◆ DIRECTIVE ◆
Find all the lines with "présente" and gather them.

◆ DATA ROWS ◆
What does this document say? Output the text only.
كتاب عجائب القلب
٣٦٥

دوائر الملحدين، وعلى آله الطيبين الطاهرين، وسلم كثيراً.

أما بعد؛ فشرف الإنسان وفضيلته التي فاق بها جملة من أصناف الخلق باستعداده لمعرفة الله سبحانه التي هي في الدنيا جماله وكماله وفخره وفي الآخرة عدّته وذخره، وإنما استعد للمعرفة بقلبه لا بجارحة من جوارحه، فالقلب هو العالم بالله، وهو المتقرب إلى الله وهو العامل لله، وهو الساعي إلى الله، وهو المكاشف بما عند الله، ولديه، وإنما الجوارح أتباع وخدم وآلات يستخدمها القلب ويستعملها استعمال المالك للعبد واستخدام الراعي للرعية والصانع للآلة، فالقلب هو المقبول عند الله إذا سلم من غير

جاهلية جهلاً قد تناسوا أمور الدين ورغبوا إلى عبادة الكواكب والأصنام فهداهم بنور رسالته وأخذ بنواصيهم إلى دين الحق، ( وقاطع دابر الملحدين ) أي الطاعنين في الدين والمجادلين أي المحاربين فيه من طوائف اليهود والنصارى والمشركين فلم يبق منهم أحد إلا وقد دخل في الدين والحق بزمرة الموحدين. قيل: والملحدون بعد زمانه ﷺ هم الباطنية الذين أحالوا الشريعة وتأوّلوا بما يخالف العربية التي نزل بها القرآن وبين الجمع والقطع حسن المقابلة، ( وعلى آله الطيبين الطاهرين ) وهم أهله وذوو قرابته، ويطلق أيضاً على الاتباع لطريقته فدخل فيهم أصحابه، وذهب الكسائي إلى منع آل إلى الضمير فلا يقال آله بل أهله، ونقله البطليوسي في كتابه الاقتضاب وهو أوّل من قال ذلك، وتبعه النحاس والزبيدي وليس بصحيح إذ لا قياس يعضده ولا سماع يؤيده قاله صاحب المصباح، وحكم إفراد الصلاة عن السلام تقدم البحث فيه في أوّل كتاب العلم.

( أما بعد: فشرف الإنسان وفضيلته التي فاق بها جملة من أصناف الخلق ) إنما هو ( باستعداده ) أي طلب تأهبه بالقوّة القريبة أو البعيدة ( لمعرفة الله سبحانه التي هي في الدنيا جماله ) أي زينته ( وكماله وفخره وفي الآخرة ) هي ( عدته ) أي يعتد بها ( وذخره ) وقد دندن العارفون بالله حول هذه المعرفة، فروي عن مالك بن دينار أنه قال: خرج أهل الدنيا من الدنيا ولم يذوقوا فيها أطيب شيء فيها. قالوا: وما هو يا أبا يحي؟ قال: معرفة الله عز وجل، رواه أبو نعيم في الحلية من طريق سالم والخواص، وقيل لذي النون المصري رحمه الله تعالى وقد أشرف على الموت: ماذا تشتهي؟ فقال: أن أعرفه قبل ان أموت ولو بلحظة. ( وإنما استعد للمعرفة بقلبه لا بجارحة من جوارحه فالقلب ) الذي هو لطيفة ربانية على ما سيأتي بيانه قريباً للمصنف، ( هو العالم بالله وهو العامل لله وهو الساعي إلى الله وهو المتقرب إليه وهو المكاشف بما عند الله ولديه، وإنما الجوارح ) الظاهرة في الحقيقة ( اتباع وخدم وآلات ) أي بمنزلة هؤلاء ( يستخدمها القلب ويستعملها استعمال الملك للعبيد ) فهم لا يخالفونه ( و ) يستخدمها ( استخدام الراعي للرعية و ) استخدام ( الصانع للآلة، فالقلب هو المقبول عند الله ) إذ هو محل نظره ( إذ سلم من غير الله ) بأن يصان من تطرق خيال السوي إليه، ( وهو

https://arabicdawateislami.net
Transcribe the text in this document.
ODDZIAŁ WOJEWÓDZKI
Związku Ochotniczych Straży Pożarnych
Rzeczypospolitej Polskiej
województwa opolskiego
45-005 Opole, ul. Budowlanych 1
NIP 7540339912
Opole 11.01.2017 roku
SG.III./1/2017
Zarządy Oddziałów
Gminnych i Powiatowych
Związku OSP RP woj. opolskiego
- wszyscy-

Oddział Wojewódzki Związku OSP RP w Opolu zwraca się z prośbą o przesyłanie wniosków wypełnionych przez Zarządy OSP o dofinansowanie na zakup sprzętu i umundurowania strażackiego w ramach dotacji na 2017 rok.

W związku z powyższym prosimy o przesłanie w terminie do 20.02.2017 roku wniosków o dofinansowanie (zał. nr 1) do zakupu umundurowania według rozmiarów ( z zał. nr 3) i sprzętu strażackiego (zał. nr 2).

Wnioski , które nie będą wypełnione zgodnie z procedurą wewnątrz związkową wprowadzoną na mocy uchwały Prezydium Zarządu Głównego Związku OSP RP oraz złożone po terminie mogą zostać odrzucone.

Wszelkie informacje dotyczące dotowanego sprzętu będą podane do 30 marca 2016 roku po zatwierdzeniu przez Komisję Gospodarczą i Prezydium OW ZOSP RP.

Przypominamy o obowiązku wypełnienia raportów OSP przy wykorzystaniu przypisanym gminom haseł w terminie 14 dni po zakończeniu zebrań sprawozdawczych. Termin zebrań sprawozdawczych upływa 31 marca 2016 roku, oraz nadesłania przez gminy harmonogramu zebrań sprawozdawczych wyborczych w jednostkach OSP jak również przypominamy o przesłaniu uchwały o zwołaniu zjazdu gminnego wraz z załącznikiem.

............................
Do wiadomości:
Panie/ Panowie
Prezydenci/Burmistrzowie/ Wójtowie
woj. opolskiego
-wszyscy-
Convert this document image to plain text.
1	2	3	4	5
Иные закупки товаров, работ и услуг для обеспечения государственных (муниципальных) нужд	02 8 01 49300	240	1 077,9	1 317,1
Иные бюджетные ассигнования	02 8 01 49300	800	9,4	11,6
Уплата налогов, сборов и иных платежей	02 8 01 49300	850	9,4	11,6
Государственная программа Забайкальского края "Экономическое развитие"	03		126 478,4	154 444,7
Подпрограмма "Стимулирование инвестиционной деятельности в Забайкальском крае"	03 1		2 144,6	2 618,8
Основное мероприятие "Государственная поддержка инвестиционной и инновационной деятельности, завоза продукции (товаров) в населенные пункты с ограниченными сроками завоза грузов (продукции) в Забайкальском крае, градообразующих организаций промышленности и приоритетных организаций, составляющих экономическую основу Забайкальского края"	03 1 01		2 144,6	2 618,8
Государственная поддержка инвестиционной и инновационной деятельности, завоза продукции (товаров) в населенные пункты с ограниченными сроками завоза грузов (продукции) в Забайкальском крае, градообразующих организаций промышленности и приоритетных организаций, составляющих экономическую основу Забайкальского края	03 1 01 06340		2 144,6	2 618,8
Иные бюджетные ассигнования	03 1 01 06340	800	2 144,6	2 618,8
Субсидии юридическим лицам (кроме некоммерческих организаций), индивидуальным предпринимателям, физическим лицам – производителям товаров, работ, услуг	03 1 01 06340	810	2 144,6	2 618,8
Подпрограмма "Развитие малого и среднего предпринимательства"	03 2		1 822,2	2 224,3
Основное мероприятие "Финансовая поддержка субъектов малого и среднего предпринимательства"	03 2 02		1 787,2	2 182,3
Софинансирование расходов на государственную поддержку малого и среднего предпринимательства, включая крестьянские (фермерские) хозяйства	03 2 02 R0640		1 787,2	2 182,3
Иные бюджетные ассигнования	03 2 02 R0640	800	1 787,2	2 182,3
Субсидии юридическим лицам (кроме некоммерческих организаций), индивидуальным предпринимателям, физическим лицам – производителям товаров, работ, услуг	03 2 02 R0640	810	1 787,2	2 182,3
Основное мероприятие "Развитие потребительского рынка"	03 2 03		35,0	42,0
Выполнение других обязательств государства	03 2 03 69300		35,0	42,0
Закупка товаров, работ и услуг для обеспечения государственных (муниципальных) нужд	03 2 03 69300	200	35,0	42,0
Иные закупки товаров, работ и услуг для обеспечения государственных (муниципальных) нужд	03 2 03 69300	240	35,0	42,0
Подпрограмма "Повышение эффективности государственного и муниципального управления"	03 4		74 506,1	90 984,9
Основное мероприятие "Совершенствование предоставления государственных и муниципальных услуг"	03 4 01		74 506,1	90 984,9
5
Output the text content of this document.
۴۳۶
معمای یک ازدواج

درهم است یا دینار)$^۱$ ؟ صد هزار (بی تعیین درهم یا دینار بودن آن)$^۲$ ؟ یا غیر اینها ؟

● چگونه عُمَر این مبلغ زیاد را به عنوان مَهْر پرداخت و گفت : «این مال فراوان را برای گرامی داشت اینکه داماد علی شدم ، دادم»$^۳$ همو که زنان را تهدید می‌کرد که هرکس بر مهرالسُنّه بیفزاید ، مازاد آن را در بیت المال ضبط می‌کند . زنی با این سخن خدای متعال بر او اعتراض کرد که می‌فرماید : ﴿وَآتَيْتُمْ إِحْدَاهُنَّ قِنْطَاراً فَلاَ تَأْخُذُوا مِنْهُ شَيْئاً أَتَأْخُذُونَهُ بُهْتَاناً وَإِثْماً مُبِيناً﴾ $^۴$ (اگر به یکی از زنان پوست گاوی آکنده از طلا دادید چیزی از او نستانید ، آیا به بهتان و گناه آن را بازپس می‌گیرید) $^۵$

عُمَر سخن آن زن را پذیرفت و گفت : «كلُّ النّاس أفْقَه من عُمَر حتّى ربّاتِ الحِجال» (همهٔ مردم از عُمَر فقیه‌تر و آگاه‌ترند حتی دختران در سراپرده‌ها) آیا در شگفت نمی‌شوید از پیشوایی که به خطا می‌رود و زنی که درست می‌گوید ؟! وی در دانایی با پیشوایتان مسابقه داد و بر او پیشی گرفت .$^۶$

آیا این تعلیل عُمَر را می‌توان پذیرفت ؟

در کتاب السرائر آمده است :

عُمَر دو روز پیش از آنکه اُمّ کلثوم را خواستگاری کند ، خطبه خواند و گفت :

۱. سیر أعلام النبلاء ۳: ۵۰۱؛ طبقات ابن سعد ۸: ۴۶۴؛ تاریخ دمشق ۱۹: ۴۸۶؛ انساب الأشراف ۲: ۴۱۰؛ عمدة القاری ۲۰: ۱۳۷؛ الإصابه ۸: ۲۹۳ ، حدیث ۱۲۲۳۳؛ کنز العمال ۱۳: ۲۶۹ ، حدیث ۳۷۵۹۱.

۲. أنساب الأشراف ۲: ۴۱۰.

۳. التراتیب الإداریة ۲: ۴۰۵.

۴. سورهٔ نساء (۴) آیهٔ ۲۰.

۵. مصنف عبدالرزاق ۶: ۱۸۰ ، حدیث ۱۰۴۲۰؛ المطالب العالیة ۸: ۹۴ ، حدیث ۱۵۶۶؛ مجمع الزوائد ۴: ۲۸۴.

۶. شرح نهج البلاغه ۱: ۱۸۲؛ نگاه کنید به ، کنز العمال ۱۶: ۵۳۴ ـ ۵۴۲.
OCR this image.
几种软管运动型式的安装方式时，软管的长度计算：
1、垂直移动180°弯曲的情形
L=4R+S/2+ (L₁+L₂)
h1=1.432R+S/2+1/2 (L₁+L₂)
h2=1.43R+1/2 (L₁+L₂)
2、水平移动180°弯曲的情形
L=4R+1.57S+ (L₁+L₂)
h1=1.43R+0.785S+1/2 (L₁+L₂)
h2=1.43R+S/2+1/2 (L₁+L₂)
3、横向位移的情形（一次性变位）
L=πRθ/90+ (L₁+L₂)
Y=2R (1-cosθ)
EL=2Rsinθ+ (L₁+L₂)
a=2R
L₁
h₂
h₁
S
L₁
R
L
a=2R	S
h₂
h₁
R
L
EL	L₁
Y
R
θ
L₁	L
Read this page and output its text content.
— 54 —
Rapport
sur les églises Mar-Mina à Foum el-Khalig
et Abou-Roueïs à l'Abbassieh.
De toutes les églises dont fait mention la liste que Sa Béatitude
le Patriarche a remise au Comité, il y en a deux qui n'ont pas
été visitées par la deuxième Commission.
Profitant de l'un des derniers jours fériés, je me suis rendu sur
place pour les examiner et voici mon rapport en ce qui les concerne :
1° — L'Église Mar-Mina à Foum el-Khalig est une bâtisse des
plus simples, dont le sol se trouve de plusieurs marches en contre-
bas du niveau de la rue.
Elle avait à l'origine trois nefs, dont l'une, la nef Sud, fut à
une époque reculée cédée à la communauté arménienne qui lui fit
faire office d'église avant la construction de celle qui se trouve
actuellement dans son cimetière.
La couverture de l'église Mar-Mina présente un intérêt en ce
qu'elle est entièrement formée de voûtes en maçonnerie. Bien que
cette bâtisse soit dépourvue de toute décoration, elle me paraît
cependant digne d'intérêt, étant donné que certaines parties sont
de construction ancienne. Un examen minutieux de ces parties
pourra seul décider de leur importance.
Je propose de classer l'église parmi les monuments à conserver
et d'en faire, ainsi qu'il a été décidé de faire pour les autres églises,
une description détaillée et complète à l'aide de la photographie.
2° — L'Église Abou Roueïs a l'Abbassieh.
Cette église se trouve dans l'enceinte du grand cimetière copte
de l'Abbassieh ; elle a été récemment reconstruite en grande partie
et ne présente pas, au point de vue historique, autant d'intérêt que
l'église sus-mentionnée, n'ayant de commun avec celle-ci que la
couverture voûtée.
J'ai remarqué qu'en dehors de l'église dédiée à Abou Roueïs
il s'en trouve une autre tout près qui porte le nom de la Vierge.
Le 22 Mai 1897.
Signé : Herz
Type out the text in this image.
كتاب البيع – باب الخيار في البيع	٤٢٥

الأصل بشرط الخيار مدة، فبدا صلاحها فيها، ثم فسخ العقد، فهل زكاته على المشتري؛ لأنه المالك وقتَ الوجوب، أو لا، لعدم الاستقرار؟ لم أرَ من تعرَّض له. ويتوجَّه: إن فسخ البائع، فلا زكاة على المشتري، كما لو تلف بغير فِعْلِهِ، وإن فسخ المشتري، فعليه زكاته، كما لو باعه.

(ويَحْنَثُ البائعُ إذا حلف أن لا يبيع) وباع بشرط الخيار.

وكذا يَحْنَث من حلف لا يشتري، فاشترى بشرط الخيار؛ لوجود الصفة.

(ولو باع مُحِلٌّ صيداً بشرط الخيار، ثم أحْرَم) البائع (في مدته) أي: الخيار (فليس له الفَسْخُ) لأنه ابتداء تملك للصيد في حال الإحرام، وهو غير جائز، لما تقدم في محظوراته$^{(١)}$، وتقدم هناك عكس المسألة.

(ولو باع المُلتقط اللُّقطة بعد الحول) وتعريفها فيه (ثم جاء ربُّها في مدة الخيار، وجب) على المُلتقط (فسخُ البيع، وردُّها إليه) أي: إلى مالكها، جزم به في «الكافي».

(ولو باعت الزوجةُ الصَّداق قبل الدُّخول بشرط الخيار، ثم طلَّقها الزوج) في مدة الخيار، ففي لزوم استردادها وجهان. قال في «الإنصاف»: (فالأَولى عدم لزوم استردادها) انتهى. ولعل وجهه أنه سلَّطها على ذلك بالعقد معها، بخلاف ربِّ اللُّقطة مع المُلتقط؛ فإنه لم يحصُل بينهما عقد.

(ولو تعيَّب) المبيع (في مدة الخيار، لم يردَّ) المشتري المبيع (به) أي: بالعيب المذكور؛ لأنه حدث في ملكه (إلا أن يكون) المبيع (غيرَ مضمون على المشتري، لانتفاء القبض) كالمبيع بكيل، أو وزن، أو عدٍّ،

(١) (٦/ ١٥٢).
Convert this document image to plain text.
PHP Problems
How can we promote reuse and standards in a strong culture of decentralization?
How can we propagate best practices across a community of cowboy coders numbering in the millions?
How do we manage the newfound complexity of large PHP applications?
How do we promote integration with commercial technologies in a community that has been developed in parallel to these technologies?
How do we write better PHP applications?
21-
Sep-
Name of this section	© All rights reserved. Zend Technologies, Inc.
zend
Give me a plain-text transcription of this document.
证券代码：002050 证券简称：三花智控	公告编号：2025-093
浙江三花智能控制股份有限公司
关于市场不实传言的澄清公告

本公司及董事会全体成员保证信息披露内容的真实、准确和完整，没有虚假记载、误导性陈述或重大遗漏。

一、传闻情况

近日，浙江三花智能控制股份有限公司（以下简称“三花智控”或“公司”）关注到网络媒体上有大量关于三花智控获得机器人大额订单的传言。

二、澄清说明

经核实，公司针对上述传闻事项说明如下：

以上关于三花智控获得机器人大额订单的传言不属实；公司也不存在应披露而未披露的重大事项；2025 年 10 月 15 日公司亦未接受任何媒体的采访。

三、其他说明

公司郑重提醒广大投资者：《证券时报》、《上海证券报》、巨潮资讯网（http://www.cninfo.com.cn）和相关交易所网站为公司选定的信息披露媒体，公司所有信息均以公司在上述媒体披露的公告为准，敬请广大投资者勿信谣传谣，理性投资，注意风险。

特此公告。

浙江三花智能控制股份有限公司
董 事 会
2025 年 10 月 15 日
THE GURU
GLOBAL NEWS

◆ EXPECTED OUTPUT ◆
La couverture de l'église Mar-Mina présente un intérêt en ce
et ne présente pas, au point de vue historique, autant d'intérêt que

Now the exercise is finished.